◆ **YOUR INSTRUCTIONS**: Lines containing "Невыясненные" are to be counted. Report the count alone.

Records from a dataset
## START

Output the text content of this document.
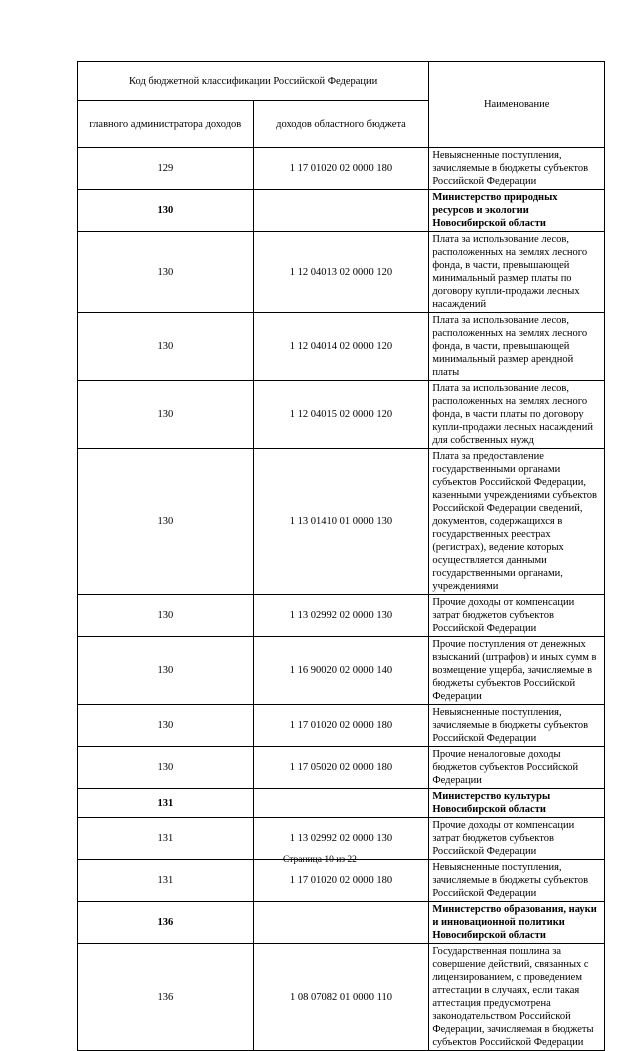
Код бюджетной классификации Российской Федерации		Наименование
главного администратора доходов	доходов областного бюджета	
129	1 17 01020 02 0000 180	Невыясненные поступления, зачисляемые в бюджеты субъектов Российской Федерации
130		Министерство природных ресурсов и экологии Новосибирской области
130	1 12 04013 02 0000 120	Плата за использование лесов, расположенных на землях лесного фонда, в части, превышающей минимальный размер платы по договору купли-продажи лесных насаждений
130	1 12 04014 02 0000 120	Плата за использование лесов, расположенных на землях лесного фонда, в части, превышающей минимальный размер арендной платы
130	1 12 04015 02 0000 120	Плата за использование лесов, расположенных на землях лесного фонда, в части платы по договору купли-продажи лесных насаждений для собственных нужд
130	1 13 01410 01 0000 130	Плата за предоставление государственными органами субъектов Российской Федерации, казенными учреждениями субъектов Российской Федерации сведений, документов, содержащихся в государственных реестрах (регистрах), ведение которых осуществляется данными государственными органами, учреждениями
130	1 13 02992 02 0000 130	Прочие доходы от компенсации затрат бюджетов субъектов Российской Федерации
130	1 16 90020 02 0000 140	Прочие поступления от денежных взысканий (штрафов) и иных сумм в возмещение ущерба, зачисляемые в бюджеты субъектов Российской Федерации
130	1 17 01020 02 0000 180	Невыясненные поступления, зачисляемые в бюджеты субъектов Российской Федерации
130	1 17 05020 02 0000 180	Прочие неналоговые доходы бюджетов субъектов Российской Федерации
131		Министерство культуры Новосибирской области
131	1 13 02992 02 0000 130	Прочие доходы от компенсации затрат бюджетов субъектов Российской Федерации
131	1 17 01020 02 0000 180	Невыясненные поступления, зачисляемые в бюджеты субъектов Российской Федерации
136		Министерство образования, науки и инновационной политики Новосибирской области
136	1 08 07082 01 0000 110	Государственная пошлина за совершение действий, связанных с лицензированием, с проведением аттестации в случаях, если такая аттестация предусмотрена законодательством Российской Федерации, зачисляемая в бюджеты субъектов Российской Федерации
Страница 10 из 22
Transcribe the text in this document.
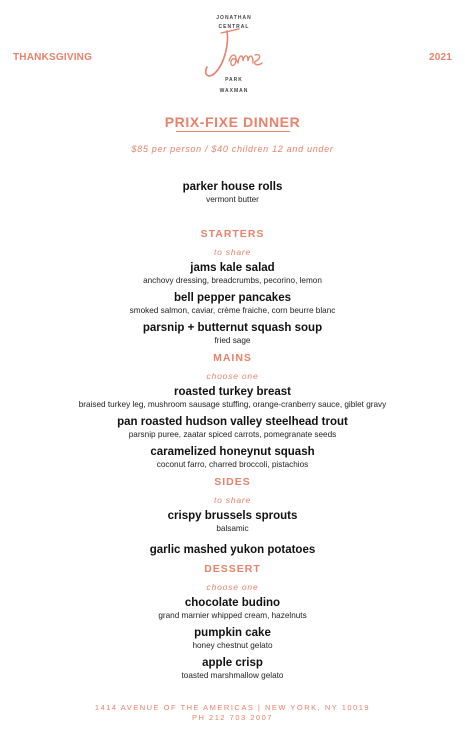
THANKSGIVING	2021
JONATHAN
CENTRAL
PARK
WAXMAN
PRIX-FIXE DINNER
$85 per person / $40 children 12 and under
parker house rolls
vermont butter
STARTERS
to share
jams kale salad
anchovy dressing, breadcrumbs, pecorino, lemon
bell pepper pancakes
smoked salmon, caviar, crème fraiche, corn beurre blanc
parsnip + butternut squash soup
fried sage
MAINS
choose one
roasted turkey breast
braised turkey leg, mushroom sausage stuffing, orange-cranberry sauce, giblet gravy
pan roasted hudson valley steelhead trout
parsnip puree, zaatar spiced carrots, pomegranate seeds
caramelized honeynut squash
coconut farro, charred broccoli, pistachios
SIDES
to share
crispy brussels sprouts
balsamic
garlic mashed yukon potatoes
DESSERT
choose one
chocolate budino
grand marnier whipped cream, hazelnuts
pumpkin cake
honey chestnut gelato
apple crisp
toasted marshmallow gelato
1414 AVENUE OF THE AMERICAS | NEW YORK, NY 10019
PH 212 703 2007
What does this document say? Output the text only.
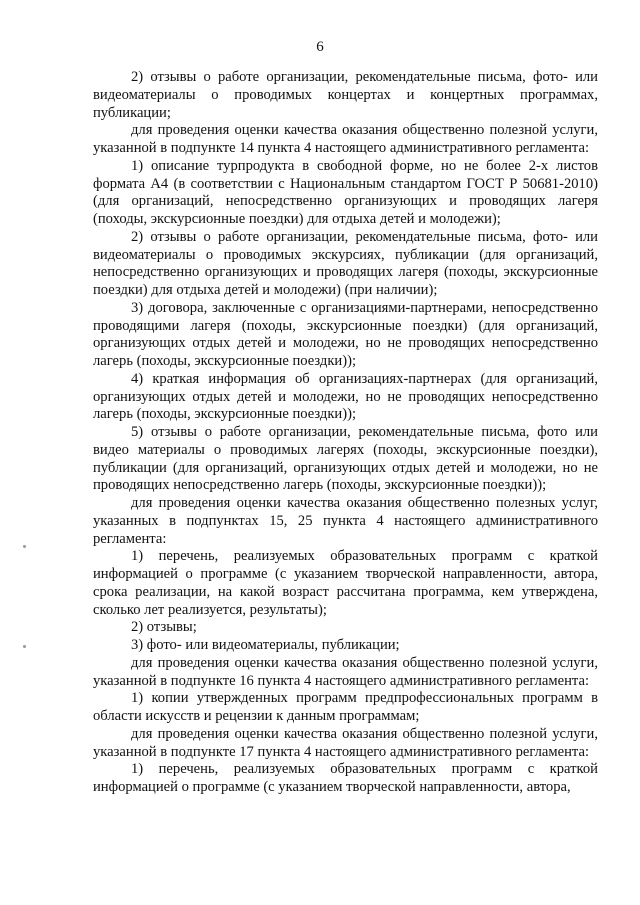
6

2) отзывы о работе организации, рекомендательные письма, фото- или видеоматериалы о проводимых концертах и концертных программах, публикации;

для проведения оценки качества оказания общественно полезной услуги, указанной в подпункте 14 пункта 4 настоящего административного регламента:

1) описание турпродукта в свободной форме, но не более 2-х листов формата А4 (в соответствии с Национальным стандартом ГОСТ Р 50681-2010) (для организаций, непосредственно организующих и проводящих лагеря (походы, экскурсионные поездки) для отдыха детей и молодежи);

2) отзывы о работе организации, рекомендательные письма, фото- или видеоматериалы о проводимых экскурсиях, публикации (для организаций, непосредственно организующих и проводящих лагеря (походы, экскурсионные поездки) для отдыха детей и молодежи) (при наличии);

3) договора, заключенные с организациями-партнерами, непосредственно проводящими лагеря (походы, экскурсионные поездки) (для организаций, организующих отдых детей и молодежи, но не проводящих непосредственно лагерь (походы, экскурсионные поездки));

4) краткая информация об организациях-партнерах (для организаций, организующих отдых детей и молодежи, но не проводящих непосредственно лагерь (походы, экскурсионные поездки));

5) отзывы о работе организации, рекомендательные письма, фото или видео материалы о проводимых лагерях (походы, экскурсионные поездки), публикации (для организаций, организующих отдых детей и молодежи, но не проводящих непосредственно лагерь (походы, экскурсионные поездки));

для проведения оценки качества оказания общественно полезных услуг, указанных в подпунктах 15, 25 пункта 4 настоящего административного регламента:

1) перечень, реализуемых образовательных программ с краткой информацией о программе (с указанием творческой направленности, автора, срока реализации, на какой возраст рассчитана программа, кем утверждена, сколько лет реализуется, результаты);

2) отзывы;

3) фото- или видеоматериалы, публикации;

для проведения оценки качества оказания общественно полезной услуги, указанной в подпункте 16 пункта 4 настоящего административного регламента:

1) копии утвержденных программ предпрофессиональных программ в области искусств и рецензии к данным программам;

для проведения оценки качества оказания общественно полезной услуги, указанной в подпункте 17 пункта 4 настоящего административного регламента:

1) перечень, реализуемых образовательных программ с краткой информацией о программе (с указанием творческой направленности, автора,
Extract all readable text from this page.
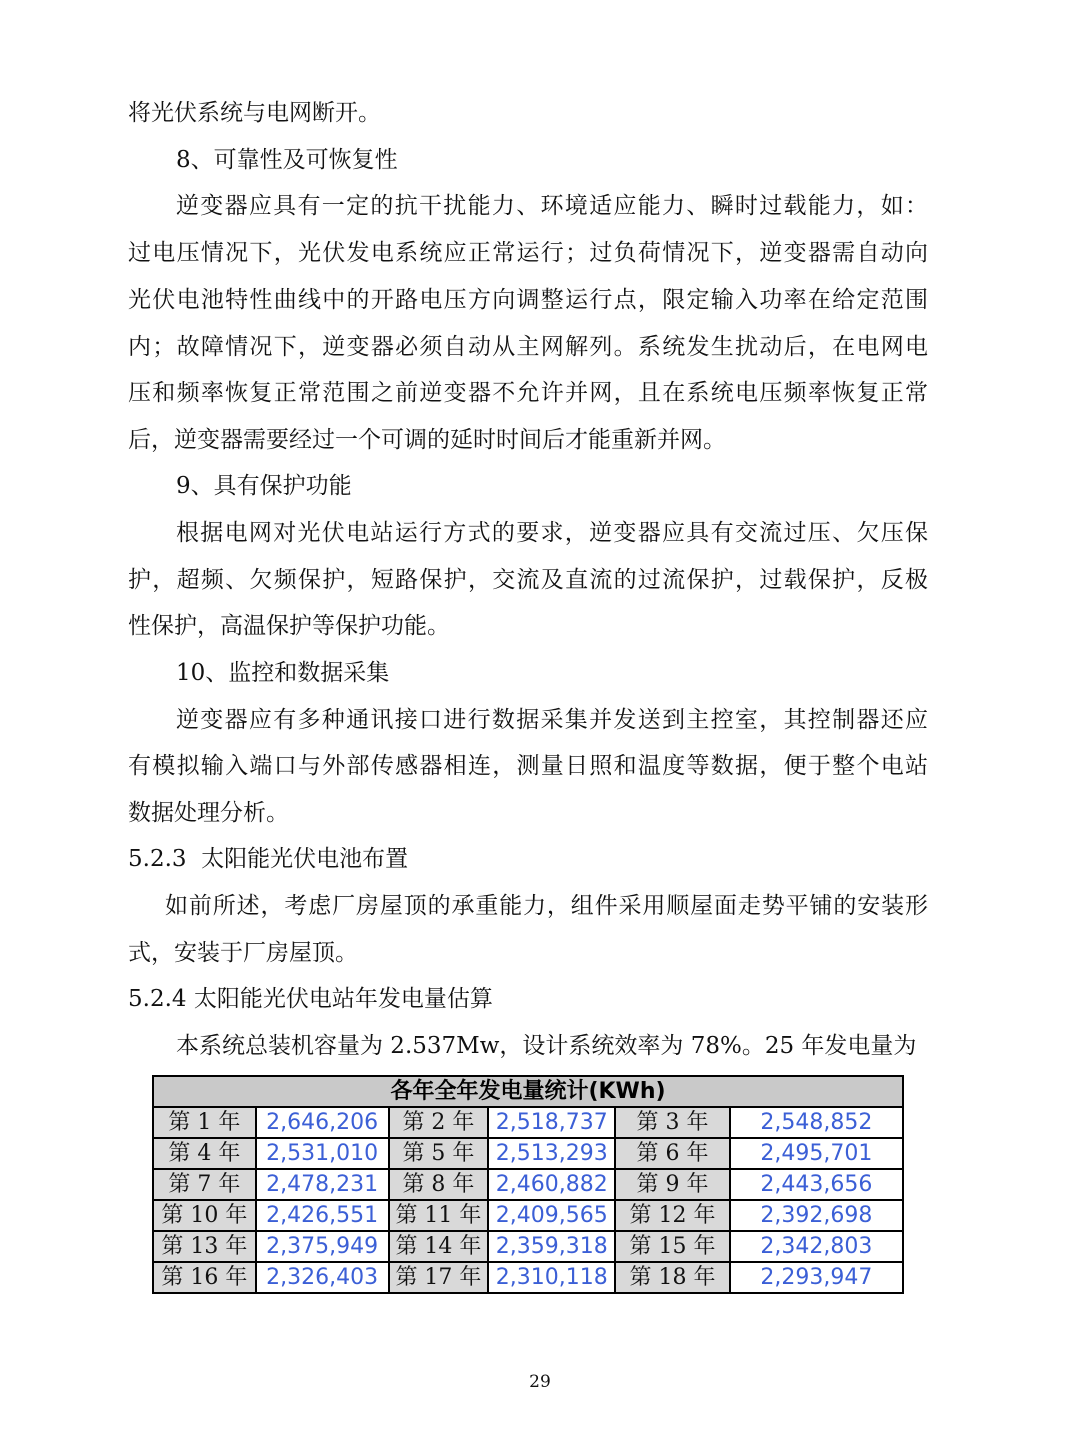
将光伏系统与电网断开。
8、可靠性及可恢复性
逆变器应具有一定的抗干扰能力、环境适应能力、瞬时过载能力，如：
过电压情况下，光伏发电系统应正常运行；过负荷情况下，逆变器需自动向
光伏电池特性曲线中的开路电压方向调整运行点，限定输入功率在给定范围
内；故障情况下，逆变器必须自动从主网解列。系统发生扰动后，在电网电
压和频率恢复正常范围之前逆变器不允许并网，且在系统电压频率恢复正常
后，逆变器需要经过一个可调的延时时间后才能重新并网。
9、具有保护功能
根据电网对光伏电站运行方式的要求，逆变器应具有交流过压、欠压保
护，超频、欠频保护，短路保护，交流及直流的过流保护，过载保护，反极
性保护，高温保护等保护功能。
10、监控和数据采集
逆变器应有多种通讯接口进行数据采集并发送到主控室，其控制器还应
有模拟输入端口与外部传感器相连，测量日照和温度等数据，便于整个电站
数据处理分析。
5.2.3  太阳能光伏电池布置
如前所述，考虑厂房屋顶的承重能力，组件采用顺屋面走势平铺的安装形
式，安装于厂房屋顶。
5.2.4 太阳能光伏电站年发电量估算
本系统总装机容量为 2.537Mw，设计系统效率为 78%。25 年发电量为
各年全年发电量统计(KWh)					
第 1 年	2,646,206	第 2 年	2,518,737	第 3 年	2,548,852
第 4 年	2,531,010	第 5 年	2,513,293	第 6 年	2,495,701
第 7 年	2,478,231	第 8 年	2,460,882	第 9 年	2,443,656
第 10 年	2,426,551	第 11 年	2,409,565	第 12 年	2,392,698
第 13 年	2,375,949	第 14 年	2,359,318	第 15 年	2,342,803
第 16 年	2,326,403	第 17 年	2,310,118	第 18 年	2,293,947
29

## END

◆ **SOLUTION FOR THIS TASK**: 3